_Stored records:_
┄┄┄┄┄┄┄┄┄┄┄┄┄┄┄┄┄┄┄┄
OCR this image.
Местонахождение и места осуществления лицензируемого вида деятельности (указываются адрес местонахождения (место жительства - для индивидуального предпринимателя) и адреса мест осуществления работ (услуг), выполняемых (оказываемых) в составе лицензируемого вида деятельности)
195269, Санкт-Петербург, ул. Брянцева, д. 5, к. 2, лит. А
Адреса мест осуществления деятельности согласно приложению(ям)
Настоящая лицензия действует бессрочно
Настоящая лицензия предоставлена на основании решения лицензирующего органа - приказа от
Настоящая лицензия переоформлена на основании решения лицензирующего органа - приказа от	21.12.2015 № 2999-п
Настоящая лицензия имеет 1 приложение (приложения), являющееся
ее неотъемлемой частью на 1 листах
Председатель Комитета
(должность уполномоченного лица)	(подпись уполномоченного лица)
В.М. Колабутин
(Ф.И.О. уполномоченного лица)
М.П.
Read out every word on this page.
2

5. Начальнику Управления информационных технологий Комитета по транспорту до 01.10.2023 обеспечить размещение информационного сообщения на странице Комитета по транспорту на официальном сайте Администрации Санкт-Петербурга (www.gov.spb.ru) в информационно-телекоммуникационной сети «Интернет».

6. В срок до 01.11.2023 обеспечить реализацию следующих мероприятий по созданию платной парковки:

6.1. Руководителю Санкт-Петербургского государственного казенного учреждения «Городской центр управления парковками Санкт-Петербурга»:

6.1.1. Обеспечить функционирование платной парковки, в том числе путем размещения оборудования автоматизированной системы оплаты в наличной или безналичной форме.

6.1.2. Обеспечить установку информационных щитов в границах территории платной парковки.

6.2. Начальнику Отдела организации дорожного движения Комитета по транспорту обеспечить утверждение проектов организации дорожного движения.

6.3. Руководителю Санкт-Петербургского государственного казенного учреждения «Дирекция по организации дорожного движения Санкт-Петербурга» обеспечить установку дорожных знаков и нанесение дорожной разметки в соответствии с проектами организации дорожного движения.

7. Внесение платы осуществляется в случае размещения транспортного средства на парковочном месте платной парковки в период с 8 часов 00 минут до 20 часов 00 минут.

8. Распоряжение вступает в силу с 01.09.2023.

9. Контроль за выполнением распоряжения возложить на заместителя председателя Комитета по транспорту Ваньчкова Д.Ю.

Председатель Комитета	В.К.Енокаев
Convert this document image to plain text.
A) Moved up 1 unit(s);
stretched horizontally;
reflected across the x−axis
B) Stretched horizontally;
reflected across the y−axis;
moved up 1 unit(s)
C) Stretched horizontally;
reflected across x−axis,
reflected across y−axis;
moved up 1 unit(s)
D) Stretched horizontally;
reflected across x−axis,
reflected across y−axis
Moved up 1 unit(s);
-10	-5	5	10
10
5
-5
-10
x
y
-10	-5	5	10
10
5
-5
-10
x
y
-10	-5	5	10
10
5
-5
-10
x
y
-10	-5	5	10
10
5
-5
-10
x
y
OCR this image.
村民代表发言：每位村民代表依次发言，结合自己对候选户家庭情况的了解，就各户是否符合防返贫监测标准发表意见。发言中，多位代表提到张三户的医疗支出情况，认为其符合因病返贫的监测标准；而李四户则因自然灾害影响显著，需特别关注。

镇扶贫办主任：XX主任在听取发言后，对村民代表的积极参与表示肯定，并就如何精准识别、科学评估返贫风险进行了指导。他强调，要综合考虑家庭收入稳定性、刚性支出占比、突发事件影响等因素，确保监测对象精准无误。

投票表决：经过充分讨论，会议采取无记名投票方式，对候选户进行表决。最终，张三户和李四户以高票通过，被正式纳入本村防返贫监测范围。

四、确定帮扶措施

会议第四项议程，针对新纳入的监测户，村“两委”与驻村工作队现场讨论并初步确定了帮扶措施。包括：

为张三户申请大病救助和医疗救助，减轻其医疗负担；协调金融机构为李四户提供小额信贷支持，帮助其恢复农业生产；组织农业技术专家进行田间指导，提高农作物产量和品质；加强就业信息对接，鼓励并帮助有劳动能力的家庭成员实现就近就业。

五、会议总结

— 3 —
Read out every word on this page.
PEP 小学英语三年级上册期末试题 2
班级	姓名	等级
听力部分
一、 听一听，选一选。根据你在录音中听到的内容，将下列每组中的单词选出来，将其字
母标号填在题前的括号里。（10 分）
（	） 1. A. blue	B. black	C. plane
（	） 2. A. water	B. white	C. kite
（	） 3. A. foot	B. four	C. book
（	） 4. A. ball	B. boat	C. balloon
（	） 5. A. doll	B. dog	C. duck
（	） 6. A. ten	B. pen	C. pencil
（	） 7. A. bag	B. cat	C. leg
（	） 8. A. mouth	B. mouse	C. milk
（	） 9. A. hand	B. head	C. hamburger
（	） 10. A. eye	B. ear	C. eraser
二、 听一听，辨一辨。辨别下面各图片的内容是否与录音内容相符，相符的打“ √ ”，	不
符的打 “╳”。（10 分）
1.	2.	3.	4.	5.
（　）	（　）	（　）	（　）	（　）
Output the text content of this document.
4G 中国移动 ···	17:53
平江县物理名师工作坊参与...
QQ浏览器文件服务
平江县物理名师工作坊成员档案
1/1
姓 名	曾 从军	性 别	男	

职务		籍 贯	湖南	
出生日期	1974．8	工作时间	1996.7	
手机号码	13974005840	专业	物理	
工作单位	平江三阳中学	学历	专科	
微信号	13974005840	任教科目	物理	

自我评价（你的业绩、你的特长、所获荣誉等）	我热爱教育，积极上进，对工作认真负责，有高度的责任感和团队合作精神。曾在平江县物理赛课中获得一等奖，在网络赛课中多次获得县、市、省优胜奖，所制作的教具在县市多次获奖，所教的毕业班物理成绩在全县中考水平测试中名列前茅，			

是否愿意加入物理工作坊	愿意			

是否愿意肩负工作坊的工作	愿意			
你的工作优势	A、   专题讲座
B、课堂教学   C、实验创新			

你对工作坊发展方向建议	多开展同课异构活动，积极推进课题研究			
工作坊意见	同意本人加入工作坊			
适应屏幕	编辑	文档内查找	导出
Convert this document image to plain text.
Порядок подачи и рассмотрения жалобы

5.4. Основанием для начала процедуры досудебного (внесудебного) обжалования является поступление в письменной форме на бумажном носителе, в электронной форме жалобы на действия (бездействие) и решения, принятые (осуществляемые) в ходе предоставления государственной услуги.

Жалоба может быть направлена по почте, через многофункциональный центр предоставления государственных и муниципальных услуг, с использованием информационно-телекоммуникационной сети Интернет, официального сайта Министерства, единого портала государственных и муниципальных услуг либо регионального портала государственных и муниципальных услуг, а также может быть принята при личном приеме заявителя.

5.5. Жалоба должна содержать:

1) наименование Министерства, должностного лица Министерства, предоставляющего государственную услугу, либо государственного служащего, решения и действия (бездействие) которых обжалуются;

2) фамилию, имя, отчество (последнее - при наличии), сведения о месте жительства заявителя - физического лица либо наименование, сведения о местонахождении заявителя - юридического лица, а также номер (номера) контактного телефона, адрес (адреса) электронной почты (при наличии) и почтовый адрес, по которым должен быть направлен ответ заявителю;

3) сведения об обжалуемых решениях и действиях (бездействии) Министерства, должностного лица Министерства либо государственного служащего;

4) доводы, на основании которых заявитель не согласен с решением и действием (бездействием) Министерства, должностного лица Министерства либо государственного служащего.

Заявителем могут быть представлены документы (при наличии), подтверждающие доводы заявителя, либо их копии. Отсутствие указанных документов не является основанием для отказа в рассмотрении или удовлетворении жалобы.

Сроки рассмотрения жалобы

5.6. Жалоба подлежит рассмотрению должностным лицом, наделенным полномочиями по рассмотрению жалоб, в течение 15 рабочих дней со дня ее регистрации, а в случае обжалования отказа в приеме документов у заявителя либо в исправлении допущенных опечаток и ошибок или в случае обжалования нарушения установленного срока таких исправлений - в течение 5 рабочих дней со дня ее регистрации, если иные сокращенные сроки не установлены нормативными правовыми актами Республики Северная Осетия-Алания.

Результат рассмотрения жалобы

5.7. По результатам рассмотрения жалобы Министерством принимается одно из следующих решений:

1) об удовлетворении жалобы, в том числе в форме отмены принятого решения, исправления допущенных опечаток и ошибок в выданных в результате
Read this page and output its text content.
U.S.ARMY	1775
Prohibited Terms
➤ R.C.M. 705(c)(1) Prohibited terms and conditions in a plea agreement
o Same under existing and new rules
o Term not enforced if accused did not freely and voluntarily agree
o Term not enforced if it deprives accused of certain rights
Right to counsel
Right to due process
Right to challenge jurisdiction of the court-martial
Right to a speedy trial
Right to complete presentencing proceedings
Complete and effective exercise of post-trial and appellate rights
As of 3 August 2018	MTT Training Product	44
┄┄┄┄┄┄┄┄┄┄┄┄┄┄┄┄┄┄┄┄
_Directive:_ Nothing but a number is needed here: how many lines hold the string "случае"?

_Full response:_ 2